- WHAT YOU HAVE TO DO
Using the listing below, please gather every line containing the word "услуги".

# START OF RECORDS SUPPLIED

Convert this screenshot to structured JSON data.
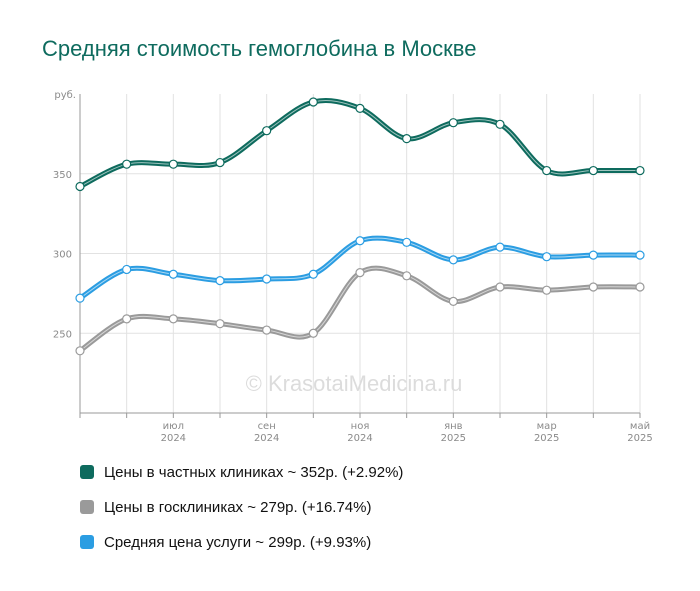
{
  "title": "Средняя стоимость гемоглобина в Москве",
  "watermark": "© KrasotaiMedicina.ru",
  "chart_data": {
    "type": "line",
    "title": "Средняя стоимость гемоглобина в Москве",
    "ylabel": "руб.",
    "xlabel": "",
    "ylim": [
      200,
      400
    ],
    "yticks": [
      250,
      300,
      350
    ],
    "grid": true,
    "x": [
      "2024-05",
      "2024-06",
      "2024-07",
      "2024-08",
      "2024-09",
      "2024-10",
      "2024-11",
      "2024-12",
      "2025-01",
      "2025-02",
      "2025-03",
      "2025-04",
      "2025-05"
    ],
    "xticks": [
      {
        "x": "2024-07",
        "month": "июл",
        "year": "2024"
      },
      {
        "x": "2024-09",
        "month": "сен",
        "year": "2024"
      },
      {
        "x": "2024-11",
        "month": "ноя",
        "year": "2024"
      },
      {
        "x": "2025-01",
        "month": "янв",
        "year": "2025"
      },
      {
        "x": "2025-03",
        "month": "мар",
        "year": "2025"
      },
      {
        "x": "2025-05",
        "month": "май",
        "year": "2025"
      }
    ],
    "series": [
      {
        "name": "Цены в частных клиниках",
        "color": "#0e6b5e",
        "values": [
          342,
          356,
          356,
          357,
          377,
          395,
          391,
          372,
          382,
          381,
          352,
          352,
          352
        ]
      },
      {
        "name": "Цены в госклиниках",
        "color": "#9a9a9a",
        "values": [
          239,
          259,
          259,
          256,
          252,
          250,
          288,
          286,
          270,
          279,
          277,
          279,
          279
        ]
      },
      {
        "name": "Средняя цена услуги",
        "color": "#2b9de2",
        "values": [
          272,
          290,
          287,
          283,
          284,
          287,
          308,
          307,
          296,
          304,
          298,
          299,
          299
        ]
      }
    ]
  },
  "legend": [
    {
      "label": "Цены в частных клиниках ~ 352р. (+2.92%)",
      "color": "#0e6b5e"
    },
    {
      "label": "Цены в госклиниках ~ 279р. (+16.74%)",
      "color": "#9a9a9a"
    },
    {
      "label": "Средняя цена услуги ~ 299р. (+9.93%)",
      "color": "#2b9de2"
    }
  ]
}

# END OF RECORDS SUPPLIED
# START OF RECORDS SUPPLIED

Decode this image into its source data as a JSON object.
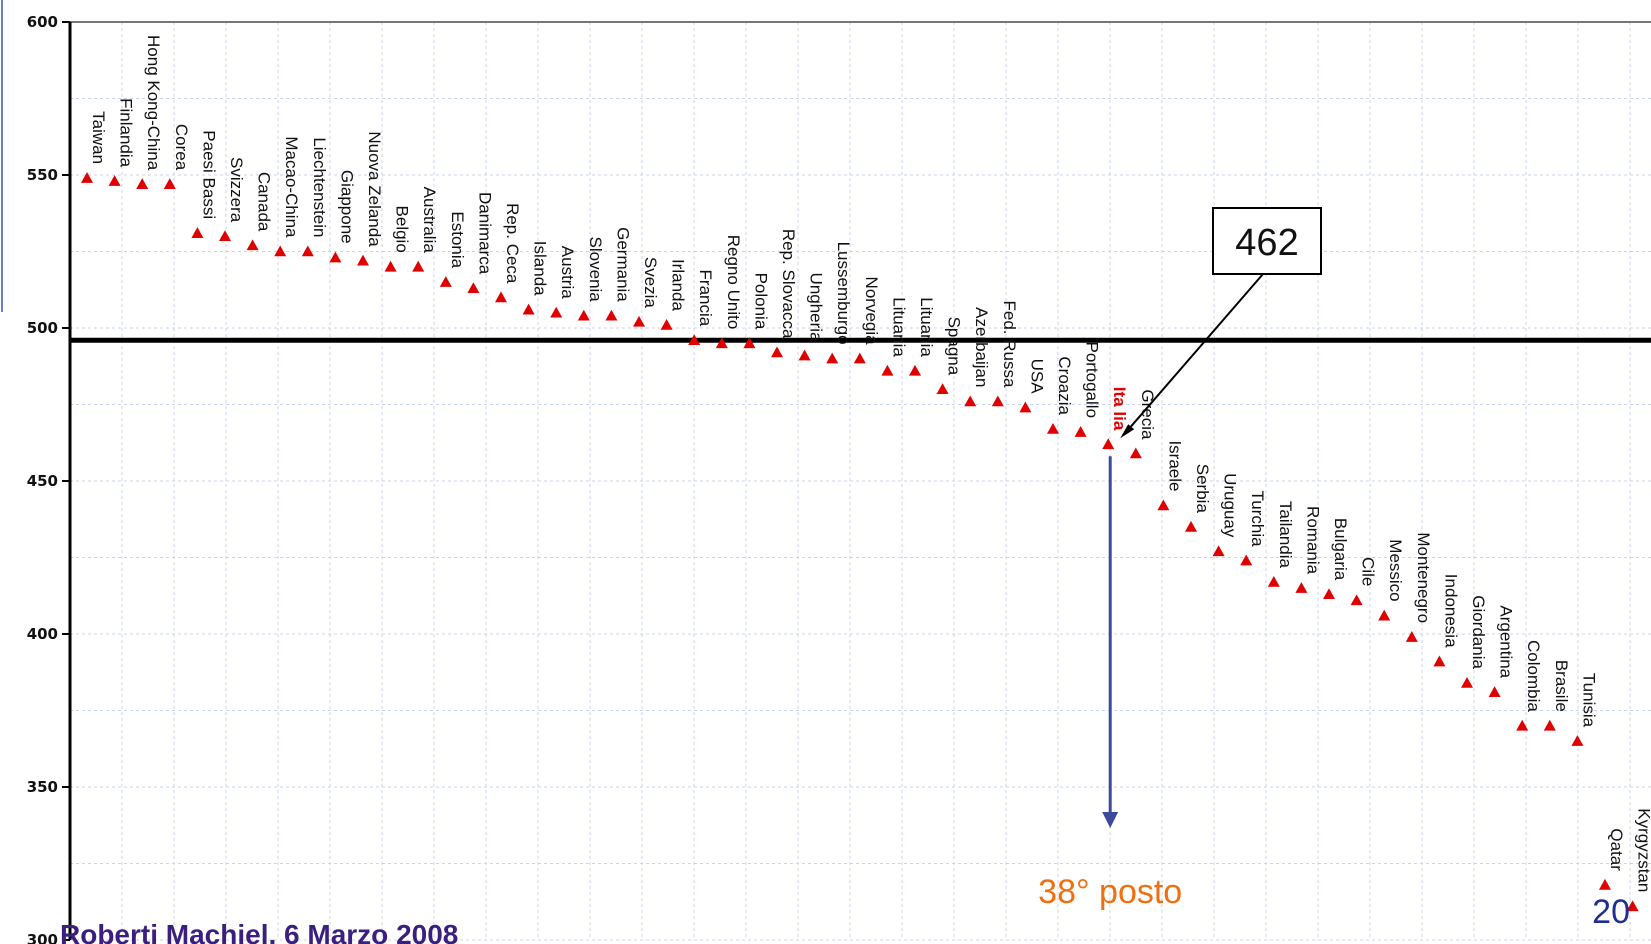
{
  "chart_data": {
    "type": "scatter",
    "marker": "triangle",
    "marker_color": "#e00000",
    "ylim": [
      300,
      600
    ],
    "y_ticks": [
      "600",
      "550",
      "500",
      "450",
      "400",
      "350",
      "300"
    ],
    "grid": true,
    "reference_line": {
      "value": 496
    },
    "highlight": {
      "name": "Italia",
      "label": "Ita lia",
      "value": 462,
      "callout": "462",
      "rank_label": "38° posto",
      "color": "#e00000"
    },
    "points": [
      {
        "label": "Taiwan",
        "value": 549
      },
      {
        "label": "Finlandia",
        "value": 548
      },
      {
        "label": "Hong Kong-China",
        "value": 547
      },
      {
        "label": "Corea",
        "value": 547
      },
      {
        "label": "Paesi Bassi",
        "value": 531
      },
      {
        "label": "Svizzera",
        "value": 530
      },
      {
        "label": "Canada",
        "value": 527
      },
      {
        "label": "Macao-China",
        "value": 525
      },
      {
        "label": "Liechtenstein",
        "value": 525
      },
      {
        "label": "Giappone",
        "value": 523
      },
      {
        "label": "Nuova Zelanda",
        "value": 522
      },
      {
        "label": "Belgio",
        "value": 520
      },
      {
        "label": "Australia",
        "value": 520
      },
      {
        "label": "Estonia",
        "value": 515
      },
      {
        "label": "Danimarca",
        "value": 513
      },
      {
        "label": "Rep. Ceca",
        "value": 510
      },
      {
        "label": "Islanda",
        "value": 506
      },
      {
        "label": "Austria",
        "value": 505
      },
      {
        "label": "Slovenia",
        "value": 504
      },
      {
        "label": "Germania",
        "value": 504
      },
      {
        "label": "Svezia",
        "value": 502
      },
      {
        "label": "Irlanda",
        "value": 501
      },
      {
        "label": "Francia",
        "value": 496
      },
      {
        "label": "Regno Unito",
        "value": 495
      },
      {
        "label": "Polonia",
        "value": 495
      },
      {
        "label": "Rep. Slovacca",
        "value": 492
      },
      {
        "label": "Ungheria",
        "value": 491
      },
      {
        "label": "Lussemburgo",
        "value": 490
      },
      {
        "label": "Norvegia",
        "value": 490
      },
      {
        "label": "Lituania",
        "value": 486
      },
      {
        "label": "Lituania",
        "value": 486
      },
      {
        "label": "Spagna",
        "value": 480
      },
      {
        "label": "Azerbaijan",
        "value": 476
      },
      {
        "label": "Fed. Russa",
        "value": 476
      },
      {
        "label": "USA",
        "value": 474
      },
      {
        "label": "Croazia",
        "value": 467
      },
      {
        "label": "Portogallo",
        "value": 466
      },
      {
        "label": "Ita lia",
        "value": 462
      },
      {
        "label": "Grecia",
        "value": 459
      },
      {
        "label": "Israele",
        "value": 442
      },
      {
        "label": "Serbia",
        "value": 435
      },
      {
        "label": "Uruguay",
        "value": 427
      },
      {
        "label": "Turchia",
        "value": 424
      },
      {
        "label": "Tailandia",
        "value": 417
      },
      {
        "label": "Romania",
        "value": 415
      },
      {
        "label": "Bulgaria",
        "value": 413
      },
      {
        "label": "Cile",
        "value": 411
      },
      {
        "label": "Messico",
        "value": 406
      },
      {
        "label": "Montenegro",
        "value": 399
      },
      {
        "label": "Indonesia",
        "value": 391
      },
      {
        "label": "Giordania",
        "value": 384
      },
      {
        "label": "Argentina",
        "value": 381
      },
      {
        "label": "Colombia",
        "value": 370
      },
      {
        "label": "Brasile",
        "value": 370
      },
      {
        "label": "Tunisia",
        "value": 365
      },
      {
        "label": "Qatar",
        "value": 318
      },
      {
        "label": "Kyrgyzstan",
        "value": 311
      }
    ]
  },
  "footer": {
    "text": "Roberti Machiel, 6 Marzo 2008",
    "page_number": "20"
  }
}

# END OF RECORDS SUPPLIED

- RESPONSE BELOW
        "name": "Средняя цена услуги",
      "label": "Средняя цена услуги ~ 299р. (+9.93%)",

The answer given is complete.